--- Data rows ---
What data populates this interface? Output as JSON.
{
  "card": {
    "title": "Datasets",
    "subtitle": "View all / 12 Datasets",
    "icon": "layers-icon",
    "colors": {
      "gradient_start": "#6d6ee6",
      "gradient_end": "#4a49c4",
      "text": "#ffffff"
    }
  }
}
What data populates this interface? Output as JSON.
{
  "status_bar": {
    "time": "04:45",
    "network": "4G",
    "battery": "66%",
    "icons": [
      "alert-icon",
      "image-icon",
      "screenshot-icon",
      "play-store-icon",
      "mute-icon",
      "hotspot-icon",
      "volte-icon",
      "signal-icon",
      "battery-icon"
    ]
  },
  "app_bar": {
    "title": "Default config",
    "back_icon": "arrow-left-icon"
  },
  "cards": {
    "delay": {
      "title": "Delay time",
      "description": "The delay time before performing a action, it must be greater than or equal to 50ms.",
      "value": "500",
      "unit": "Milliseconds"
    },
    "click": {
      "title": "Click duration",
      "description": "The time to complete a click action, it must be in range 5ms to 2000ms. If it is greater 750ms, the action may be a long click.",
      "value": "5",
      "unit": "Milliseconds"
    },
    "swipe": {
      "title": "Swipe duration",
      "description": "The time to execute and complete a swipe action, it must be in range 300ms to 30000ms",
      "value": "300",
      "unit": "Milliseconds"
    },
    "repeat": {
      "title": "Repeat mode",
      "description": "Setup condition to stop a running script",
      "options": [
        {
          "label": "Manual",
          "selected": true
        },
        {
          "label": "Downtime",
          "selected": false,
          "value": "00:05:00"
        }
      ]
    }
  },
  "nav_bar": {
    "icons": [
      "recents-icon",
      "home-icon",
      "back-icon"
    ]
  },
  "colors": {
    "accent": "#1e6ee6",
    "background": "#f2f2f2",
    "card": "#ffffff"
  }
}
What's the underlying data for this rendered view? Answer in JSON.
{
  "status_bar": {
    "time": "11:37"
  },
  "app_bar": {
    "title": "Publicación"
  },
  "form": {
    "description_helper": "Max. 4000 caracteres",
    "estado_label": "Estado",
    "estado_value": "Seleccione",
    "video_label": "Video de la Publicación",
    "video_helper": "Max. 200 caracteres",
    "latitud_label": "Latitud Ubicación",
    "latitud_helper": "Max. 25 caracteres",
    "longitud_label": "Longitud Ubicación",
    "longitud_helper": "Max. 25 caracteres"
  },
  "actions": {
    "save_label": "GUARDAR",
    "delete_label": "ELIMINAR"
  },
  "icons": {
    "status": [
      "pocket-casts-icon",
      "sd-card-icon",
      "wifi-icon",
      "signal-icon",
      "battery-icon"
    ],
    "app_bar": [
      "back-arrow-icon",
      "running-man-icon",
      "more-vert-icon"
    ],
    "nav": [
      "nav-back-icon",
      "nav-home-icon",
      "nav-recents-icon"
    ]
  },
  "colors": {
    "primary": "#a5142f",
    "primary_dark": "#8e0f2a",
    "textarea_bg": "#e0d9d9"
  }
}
---
Work instructions -
Give back exactly the lines that run from the line with "What's the underlying" through the close of the material, counting both ends, and nothing more.

Task result -
What's the underlying data for this rendered view? Answer in JSON.
{
  "status_bar": {
    "time": "11:37"
  },
  "app_bar": {
    "title": "Publicación"
  },
  "form": {
    "description_helper": "Max. 4000 caracteres",
    "estado_label": "Estado",
    "estado_value": "Seleccione",
    "video_label": "Video de la Publicación",
    "video_helper": "Max. 200 caracteres",
    "latitud_label": "Latitud Ubicación",
    "latitud_helper": "Max. 25 caracteres",
    "longitud_label": "Longitud Ubicación",
    "longitud_helper": "Max. 25 caracteres"
  },
  "actions": {
    "save_label": "GUARDAR",
    "delete_label": "ELIMINAR"
  },
  "icons": {
    "status": [
      "pocket-casts-icon",
      "sd-card-icon",
      "wifi-icon",
      "signal-icon",
      "battery-icon"
    ],
    "app_bar": [
      "back-arrow-icon",
      "running-man-icon",
      "more-vert-icon"
    ],
    "nav": [
      "nav-back-icon",
      "nav-home-icon",
      "nav-recents-icon"
    ]
  },
  "colors": {
    "primary": "#a5142f",
    "primary_dark": "#8e0f2a",
    "textarea_bg": "#e0d9d9"
  }
}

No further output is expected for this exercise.